§ Extrait du texte

***

M. Alain Gournac, rapporteur. Concernant l’amendement n° 169, monsieur Muller, vous poursuivez dans votre logique, nous, dans la nôtre !

Donc, comme pour les amendements nos 96 et 168 que nous avons déjà examinés, nous sommes défavorables.

En ce qui concerne l’amendement n° 98, là encore, nous souhaitons, et nous prenons nos responsabilités, donner la priorité à l’accord d’entreprise.

Nous sommes donc défavorables aux deux amendements.

M. le président. Quel est l’avis du Gouvernement ?

M. Xavier Bertrand, ministre. Même avis !

M. le président. Je mets aux voix l'amendement n° 169.

(L'amendement n'est pas adopté.)

M. le président. Je mets aux voix l'amendement n° 98.

(L'amendement n'est pas adopté.)

M. le président. L'amendement n° 170, présenté par MM. Desessard et Muller et Mmes Blandin, Boumediene-Thiery et Voynet, est ainsi libellé :

Compléter l'avant-dernier alinéa du texte proposé par le I de cet article pour l'article L. 3122-2 du code du travail par une phrase ainsi rédigée :

En cas de réduction de ce délai, des contreparties au bénéfice du salarié sont prévues dans la convention ou l'accord.

La parole est à M. Jacques Muller.

M. Jacques Muller. L’article 18 prévoit qu’en cas de changement de durée ou d’horaires le délai de prévenance fixé à sept jours peut être réduit aux termes de l’accord.

***

§ Série d'exercices
A – Indiquez si chacune des affirmations suivantes est conforme à l'extrait du débat parlementaire, en répondant par oui ou par non et en citant à l'identique les mots qui le prouvent : (i) le Gouvernement partage l'avis du rapporteur sur les amendements n° 169 et 98 ; (ii) l'amendement n° 98 est adopté ; (iii) selon M. Jacques Muller, l'article 18 fixe à sept jours le délai de prévenance.
B – Poursuivez l'extrait du débat parlementaire sur l'amendement n° 170 à partir de la dernière phrase prononcée par M. Jacques Muller.

§ Données enregistrées
***

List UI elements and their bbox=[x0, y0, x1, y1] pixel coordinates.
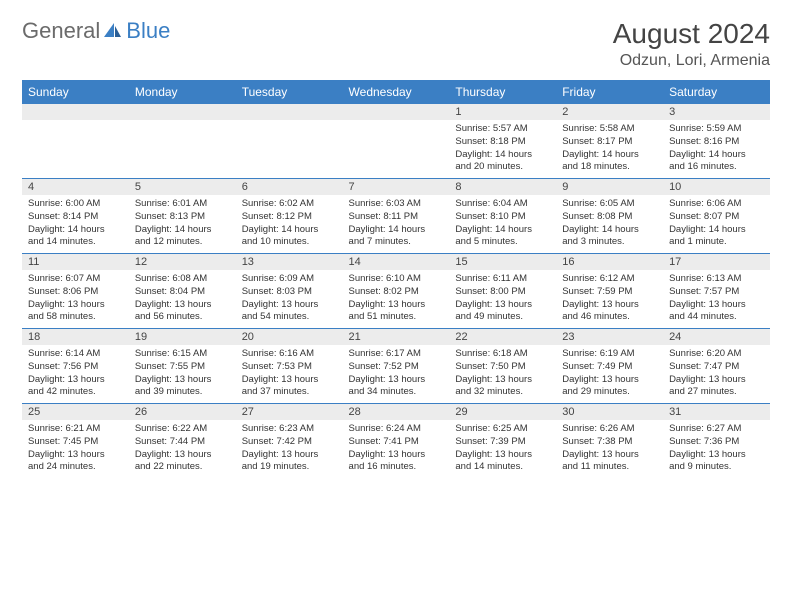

***

§ Réponses dans l'ordre
A –
(i) Oui : « Même avis ! »
(ii) Non : « Je mets aux voix l'amendement n° 98. », suivi de « (L'amendement n'est pas adopté.) »
(iii) Oui : « le délai de prévenance fixé à sept jours »

B –
Cette disposition est déjà présente dans l’article L. 3122 -14 du code du travail. Cependant, l’un de ses alinéas précise que des contreparties au bénéfice du salarié sont alors prévues dans la convention ou l’accord, en cas de réduction du délai de prévenance de sept jours.

Ces dispositions ont disparu. Il me semble indispensable de les rétablir. La modification des horaires d’un salarié a en effet des conséquences sur l’organisation de sa vie privée, et ce d’autant plus qu’il est averti dans un délai inférieur à une semaine : il peut avoir des enfants à garder ou bien travailler par exemple jusqu’à des heures où il n’y a plus de transports collectifs. Ses projets personnels et sa vie privée se trouvent donc ainsi perturbés.

En prévoyant des contreparties, le code du travail prenait la juste mesure des problèmes causés par la réduction du délai de prévenance.

Par ailleurs, la réduction de ce délai, certes difficile à vivre pour l’ensemble des salariés, risque de pénaliser encore davantage les femmes, notamment celles qui ont un ou plusieurs enfants à charge.

Comment vont-elles s’organiser, soit pour faire garder leurs enfants non scolarisés, soit pour trouver quelqu’un qui aille chercher ces derniers à l’école et les garde jusqu’à ce qu’elles rentrent chez elles ?

Monsieur le ministre, monsieur le rapporteur, votre majorité, qui a fait voter voilà peu la loi relative à l’égalité salariale entre les femmes et les hommes, ne prend-elle pas la mesure de la régression que cet article entraîne mécaniquement pour le droit des femmes ?

Telles sont les deux raisons pour lesquelles je vous propose, mes chers collègues, de maintenir dans la loi la nécessité de négocier des contreparties au bénéfice du salarié en cas de réduction du délai de prévenance.

M. le président. Quel est l’avis de la commission ?

M. Alain Gournac, rapporteur. Nous pensons, pour notre part, que nous devons faire confiance aux partenaires sociaux. (Exclamations sur les travées du groupe socialiste et du groupe CRC.)

Mme Annie David. Ce n’est pas contradictoire !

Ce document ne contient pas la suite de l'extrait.